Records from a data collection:
=======

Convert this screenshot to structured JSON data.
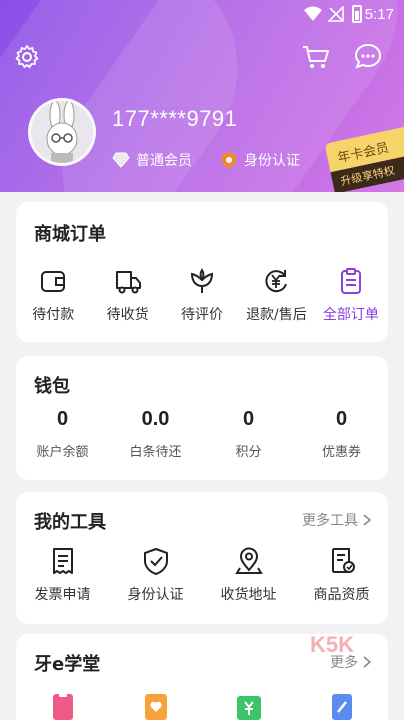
{
  "status": {
    "time": "5:17"
  },
  "profile": {
    "phone": "177****9791",
    "member_label": "普通会员",
    "verify_label": "身份认证",
    "annual_card_title": "年卡会员",
    "annual_card_sub": "升级享特权"
  },
  "orders": {
    "title": "商城订单",
    "items": [
      {
        "label": "待付款",
        "icon": "wallet-icon"
      },
      {
        "label": "待收货",
        "icon": "truck-icon"
      },
      {
        "label": "待评价",
        "icon": "flower-icon"
      },
      {
        "label": "退款/售后",
        "icon": "refund-icon"
      },
      {
        "label": "全部订单",
        "icon": "clipboard-icon"
      }
    ]
  },
  "wallet": {
    "title": "钱包",
    "items": [
      {
        "value": "0",
        "label": "账户余额"
      },
      {
        "value": "0.0",
        "label": "白条待还"
      },
      {
        "value": "0",
        "label": "积分"
      },
      {
        "value": "0",
        "label": "优惠券"
      }
    ]
  },
  "tools": {
    "title": "我的工具",
    "more": "更多工具",
    "items": [
      {
        "label": "发票申请",
        "icon": "invoice-icon"
      },
      {
        "label": "身份认证",
        "icon": "shield-check-icon"
      },
      {
        "label": "收货地址",
        "icon": "location-pin-icon"
      },
      {
        "label": "商品资质",
        "icon": "certificate-icon"
      }
    ]
  },
  "academy": {
    "title": "牙e学堂",
    "more": "更多"
  },
  "colors": {
    "accent": "#8a3fe0",
    "header_start": "#8a4fe8",
    "header_end": "#d478e6"
  }
}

=======

Exercise description: Copy out the listing exactly as it stands, but not the pictures.

Written answer:
Convert this screenshot to structured JSON data.
{
  "status": {
    "time": "5:17"
  },
  "profile": {
    "phone": "177****9791",
    "member_label": "普通会员",
    "verify_label": "身份认证",
    "annual_card_title": "年卡会员",
    "annual_card_sub": "升级享特权"
  },
  "orders": {
    "title": "商城订单",
    "items": [
      {
        "label": "待付款",
        "icon": "wallet-icon"
      },
      {
        "label": "待收货",
        "icon": "truck-icon"
      },
      {
        "label": "待评价",
        "icon": "flower-icon"
      },
      {
        "label": "退款/售后",
        "icon": "refund-icon"
      },
      {
        "label": "全部订单",
        "icon": "clipboard-icon"
      }
    ]
  },
  "wallet": {
    "title": "钱包",
    "items": [
      {
        "value": "0",
        "label": "账户余额"
      },
      {
        "value": "0.0",
        "label": "白条待还"
      },
      {
        "value": "0",
        "label": "积分"
      },
      {
        "value": "0",
        "label": "优惠券"
      }
    ]
  },
  "tools": {
    "title": "我的工具",
    "more": "更多工具",
    "items": [
      {
        "label": "发票申请",
        "icon": "invoice-icon"
      },
      {
        "label": "身份认证",
        "icon": "shield-check-icon"
      },
      {
        "label": "收货地址",
        "icon": "location-pin-icon"
      },
      {
        "label": "商品资质",
        "icon": "certificate-icon"
      }
    ]
  },
  "academy": {
    "title": "牙e学堂",
    "more": "更多"
  },
  "colors": {
    "accent": "#8a3fe0",
    "header_start": "#8a4fe8",
    "header_end": "#d478e6"
  }
}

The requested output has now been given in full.